• Written instruction: Copy out all the lines in the records that include the word "κατευθυντήριες".
>> START
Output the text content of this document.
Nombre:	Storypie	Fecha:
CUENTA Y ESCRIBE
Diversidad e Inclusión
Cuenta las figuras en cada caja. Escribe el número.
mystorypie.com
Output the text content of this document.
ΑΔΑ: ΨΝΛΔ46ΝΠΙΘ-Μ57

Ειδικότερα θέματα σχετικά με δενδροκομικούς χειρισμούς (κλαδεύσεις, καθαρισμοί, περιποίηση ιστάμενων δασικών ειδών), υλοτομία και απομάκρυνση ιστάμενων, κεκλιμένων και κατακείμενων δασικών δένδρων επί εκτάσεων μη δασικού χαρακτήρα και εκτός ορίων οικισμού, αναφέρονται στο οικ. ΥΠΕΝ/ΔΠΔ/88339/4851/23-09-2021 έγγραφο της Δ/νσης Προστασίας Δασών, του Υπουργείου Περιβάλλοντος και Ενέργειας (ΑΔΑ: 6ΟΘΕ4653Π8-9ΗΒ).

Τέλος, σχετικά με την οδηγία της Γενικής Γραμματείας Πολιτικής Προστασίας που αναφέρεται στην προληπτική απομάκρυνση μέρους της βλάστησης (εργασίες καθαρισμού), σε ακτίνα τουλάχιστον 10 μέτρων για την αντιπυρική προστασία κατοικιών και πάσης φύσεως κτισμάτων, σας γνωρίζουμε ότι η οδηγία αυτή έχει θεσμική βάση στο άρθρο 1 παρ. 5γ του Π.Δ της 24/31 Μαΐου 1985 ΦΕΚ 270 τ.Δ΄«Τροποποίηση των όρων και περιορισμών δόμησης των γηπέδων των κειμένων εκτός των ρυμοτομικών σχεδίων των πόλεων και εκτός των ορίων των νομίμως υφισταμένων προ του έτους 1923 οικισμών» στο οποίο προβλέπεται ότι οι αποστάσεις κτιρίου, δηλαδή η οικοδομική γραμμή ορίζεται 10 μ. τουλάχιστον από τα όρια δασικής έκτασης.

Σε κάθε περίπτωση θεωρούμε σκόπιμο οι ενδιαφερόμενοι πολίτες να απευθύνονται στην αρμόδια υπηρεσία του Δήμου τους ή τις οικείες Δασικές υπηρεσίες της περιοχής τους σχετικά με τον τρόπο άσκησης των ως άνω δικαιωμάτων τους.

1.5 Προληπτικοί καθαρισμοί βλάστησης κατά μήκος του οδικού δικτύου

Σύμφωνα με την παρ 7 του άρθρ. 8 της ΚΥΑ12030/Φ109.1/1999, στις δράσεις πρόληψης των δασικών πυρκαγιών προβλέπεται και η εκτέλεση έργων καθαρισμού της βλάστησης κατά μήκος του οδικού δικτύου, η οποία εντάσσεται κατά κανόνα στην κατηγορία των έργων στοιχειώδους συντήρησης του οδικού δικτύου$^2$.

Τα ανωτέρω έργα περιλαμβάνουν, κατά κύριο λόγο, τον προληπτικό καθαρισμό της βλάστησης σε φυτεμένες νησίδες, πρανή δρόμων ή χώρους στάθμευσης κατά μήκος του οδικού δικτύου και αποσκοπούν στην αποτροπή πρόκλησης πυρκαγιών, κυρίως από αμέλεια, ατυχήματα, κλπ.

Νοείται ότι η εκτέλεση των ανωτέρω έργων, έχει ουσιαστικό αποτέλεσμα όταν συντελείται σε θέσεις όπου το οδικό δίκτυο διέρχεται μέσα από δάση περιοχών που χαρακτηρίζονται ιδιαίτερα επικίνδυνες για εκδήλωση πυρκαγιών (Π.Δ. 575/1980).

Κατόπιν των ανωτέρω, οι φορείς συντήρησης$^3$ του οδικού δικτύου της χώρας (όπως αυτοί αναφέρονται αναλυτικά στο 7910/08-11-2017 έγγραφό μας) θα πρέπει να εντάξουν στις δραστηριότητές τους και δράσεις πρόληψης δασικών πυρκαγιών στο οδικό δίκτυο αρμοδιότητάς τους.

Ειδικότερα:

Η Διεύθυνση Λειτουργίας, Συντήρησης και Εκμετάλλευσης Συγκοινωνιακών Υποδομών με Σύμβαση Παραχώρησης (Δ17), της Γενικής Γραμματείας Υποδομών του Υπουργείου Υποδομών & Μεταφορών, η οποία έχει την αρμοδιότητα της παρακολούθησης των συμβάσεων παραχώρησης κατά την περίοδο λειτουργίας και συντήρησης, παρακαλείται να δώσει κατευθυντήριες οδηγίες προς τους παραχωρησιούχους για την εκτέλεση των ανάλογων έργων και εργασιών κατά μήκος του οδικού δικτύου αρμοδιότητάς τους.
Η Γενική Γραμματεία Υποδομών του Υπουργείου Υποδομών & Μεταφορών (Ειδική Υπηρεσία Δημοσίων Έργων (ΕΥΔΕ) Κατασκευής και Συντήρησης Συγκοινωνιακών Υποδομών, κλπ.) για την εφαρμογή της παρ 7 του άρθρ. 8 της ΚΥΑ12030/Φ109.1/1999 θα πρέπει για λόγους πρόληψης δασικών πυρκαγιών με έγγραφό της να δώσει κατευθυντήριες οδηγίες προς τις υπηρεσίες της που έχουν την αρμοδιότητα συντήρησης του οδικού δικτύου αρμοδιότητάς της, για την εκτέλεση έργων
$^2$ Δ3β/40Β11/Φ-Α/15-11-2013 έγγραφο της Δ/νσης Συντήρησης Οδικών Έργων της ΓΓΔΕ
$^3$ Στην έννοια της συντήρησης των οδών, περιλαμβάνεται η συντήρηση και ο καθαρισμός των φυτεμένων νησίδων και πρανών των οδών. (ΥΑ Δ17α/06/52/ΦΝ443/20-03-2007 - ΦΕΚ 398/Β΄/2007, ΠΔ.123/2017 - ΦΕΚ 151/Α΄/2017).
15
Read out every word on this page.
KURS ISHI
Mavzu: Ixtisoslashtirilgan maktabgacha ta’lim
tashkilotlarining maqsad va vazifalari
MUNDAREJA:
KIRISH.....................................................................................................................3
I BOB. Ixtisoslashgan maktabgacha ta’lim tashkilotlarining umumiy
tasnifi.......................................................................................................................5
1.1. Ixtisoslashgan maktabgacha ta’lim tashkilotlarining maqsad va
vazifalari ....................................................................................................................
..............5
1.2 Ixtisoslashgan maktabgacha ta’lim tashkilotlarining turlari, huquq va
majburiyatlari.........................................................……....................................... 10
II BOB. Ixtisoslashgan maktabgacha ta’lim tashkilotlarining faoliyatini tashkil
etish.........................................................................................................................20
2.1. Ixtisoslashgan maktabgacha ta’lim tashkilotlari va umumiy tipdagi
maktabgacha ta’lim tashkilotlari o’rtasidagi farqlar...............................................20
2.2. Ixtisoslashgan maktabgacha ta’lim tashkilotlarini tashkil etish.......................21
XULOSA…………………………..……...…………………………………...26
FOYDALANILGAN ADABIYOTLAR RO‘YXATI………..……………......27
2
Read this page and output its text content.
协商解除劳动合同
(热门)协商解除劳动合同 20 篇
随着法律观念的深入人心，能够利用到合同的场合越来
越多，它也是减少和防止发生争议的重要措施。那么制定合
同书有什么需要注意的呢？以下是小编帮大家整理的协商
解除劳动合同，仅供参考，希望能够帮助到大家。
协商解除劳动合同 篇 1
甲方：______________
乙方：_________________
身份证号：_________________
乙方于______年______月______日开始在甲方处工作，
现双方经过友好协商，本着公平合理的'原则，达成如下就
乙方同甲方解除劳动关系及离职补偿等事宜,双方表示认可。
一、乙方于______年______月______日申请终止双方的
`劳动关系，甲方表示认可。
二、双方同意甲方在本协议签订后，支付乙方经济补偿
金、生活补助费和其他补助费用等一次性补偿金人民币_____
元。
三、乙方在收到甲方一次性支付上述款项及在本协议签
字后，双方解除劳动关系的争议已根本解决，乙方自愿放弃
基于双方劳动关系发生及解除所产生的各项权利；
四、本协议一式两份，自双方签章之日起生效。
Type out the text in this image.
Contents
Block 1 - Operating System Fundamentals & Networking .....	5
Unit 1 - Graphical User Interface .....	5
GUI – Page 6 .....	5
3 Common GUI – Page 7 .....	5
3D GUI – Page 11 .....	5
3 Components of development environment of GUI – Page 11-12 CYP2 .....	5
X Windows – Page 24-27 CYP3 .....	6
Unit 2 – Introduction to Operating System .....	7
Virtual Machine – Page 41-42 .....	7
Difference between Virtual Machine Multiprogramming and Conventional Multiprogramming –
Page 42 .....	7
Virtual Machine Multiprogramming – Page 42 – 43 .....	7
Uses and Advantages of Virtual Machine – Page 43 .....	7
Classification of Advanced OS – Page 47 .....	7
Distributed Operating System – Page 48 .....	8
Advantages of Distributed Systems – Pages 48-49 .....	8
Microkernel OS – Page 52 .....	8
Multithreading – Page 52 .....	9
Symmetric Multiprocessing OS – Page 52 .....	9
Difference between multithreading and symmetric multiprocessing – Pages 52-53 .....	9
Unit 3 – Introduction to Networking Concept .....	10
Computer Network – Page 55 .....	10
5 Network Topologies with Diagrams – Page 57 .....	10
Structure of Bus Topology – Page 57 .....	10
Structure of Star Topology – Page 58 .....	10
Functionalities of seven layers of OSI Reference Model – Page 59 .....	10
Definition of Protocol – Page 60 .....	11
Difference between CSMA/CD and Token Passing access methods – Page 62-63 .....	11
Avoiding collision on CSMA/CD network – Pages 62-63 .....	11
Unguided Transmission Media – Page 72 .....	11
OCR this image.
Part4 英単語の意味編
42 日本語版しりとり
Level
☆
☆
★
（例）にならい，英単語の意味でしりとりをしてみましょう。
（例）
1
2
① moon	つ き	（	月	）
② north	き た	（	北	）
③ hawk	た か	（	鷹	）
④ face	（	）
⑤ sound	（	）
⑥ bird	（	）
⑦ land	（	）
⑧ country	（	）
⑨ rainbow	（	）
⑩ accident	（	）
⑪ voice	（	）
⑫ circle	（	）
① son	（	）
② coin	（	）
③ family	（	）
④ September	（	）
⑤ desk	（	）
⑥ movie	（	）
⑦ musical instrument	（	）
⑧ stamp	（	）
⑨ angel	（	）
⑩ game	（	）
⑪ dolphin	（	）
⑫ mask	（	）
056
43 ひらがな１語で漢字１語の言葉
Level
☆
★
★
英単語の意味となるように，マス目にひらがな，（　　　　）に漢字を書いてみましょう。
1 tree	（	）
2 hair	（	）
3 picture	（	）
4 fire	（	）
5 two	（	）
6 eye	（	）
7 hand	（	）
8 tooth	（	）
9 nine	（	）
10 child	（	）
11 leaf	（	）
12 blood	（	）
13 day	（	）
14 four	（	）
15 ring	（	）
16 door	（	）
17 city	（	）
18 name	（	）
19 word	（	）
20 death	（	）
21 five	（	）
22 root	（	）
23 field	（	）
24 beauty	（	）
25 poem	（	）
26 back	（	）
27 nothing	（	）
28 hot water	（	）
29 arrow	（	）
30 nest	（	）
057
>> END
• Full answer:
Η Διεύθυνση Λειτουργίας, Συντήρησης και Εκμετάλλευσης Συγκοινωνιακών Υποδομών με Σύμβαση Παραχώρησης (Δ17), της Γενικής Γραμματείας Υποδομών του Υπουργείου Υποδομών & Μεταφορών, η οποία έχει την αρμοδιότητα της παρακολούθησης των συμβάσεων παραχώρησης κατά την περίοδο λειτουργίας και συντήρησης, παρακαλείται να δώσει κατευθυντήριες οδηγίες προς τους παραχωρησιούχους για την εκτέλεση των ανάλογων έργων και εργασιών κατά μήκος του οδικού δικτύου αρμοδιότητάς τους.
Η Γενική Γραμματεία Υποδομών του Υπουργείου Υποδομών & Μεταφορών (Ειδική Υπηρεσία Δημοσίων Έργων (ΕΥΔΕ) Κατασκευής και Συντήρησης Συγκοινωνιακών Υποδομών, κλπ.) για την εφαρμογή της παρ 7 του άρθρ. 8 της ΚΥΑ12030/Φ109.1/1999 θα πρέπει για λόγους πρόληψης δασικών πυρκαγιών με έγγραφό της να δώσει κατευθυντήριες οδηγίες προς τις υπηρεσίες της που έχουν την αρμοδιότητα συντήρησης του οδικού δικτύου αρμοδιότητάς της, για την εκτέλεση έργων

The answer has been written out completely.